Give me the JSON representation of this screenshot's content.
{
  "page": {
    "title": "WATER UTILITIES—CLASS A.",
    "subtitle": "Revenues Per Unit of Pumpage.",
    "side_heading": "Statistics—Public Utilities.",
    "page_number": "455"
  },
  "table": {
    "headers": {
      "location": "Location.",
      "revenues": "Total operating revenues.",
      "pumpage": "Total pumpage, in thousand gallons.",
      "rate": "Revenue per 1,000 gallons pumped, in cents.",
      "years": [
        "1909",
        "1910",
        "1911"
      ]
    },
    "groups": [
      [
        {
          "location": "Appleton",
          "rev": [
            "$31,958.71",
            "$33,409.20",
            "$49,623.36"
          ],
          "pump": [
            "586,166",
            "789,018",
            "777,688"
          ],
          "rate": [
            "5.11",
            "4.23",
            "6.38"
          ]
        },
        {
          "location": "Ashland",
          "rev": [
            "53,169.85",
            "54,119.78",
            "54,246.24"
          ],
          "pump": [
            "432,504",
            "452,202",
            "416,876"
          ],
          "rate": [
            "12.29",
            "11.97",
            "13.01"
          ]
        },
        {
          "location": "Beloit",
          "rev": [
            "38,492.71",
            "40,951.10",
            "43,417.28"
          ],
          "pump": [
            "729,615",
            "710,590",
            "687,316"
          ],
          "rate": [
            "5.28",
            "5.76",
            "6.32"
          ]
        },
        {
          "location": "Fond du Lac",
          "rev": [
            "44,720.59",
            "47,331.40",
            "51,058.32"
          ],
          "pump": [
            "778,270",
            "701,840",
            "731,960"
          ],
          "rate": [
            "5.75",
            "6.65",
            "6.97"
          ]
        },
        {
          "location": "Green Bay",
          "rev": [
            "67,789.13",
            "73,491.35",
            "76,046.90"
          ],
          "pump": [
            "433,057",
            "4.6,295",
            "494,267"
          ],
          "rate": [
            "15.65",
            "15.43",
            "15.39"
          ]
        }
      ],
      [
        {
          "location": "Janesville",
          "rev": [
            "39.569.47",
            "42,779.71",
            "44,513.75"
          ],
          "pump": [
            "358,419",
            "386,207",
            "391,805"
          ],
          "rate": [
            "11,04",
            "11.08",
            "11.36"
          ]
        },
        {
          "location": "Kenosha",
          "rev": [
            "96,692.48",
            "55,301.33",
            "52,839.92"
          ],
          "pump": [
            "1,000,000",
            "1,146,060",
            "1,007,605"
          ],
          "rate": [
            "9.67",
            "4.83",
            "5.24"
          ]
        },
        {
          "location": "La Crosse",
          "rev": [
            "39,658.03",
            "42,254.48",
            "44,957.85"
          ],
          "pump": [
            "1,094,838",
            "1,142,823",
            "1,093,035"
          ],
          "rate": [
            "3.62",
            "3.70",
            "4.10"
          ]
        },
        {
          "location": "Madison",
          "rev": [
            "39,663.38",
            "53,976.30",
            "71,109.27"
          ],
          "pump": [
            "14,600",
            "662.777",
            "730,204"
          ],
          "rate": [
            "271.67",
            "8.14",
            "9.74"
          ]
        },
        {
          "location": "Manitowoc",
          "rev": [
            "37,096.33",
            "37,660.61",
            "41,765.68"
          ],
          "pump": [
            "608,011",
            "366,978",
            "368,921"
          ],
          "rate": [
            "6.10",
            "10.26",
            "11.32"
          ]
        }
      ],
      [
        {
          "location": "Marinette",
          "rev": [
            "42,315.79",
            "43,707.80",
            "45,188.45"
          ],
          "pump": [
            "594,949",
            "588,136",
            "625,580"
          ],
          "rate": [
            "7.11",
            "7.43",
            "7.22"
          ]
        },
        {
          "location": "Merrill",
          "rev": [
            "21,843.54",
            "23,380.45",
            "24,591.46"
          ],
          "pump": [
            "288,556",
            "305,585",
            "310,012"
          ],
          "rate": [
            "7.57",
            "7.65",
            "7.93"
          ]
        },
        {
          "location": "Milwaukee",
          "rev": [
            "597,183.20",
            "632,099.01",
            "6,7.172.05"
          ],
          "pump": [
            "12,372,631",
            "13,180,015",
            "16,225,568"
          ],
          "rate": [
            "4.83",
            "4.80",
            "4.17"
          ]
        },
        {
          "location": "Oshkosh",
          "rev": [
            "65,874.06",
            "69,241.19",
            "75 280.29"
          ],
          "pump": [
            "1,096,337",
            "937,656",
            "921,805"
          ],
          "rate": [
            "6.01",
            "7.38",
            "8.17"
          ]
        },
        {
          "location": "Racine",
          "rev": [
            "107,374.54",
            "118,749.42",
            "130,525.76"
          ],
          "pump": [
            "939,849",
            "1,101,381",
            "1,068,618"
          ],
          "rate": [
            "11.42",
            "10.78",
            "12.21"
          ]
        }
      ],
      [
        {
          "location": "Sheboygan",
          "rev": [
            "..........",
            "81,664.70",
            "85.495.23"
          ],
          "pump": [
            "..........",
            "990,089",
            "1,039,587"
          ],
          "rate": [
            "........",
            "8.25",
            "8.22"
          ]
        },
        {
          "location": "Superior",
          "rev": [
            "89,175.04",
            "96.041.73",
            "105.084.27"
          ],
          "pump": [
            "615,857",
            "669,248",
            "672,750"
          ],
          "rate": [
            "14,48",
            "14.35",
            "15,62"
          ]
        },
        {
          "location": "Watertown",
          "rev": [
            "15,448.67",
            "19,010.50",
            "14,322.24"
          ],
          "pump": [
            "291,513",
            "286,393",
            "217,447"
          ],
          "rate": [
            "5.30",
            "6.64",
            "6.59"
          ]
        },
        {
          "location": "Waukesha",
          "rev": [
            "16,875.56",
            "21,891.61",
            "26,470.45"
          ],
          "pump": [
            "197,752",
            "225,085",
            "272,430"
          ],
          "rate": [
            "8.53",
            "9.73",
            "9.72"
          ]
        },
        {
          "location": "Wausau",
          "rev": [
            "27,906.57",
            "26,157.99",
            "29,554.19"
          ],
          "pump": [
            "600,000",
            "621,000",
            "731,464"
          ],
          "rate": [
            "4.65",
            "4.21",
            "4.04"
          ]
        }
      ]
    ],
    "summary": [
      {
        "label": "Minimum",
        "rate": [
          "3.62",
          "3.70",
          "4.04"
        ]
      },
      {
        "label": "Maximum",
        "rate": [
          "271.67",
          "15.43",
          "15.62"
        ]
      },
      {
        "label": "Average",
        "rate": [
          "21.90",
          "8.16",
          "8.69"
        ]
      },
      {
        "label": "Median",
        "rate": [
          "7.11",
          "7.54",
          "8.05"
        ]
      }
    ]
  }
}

####################

▶ **DIRECTIVE**: Which lines above contain "label"? Show each of them.

▶ **RIGHT ANSWER**:
        "label": "Minimum",
        "label": "Maximum",
        "label": "Average",
        "label": "Median",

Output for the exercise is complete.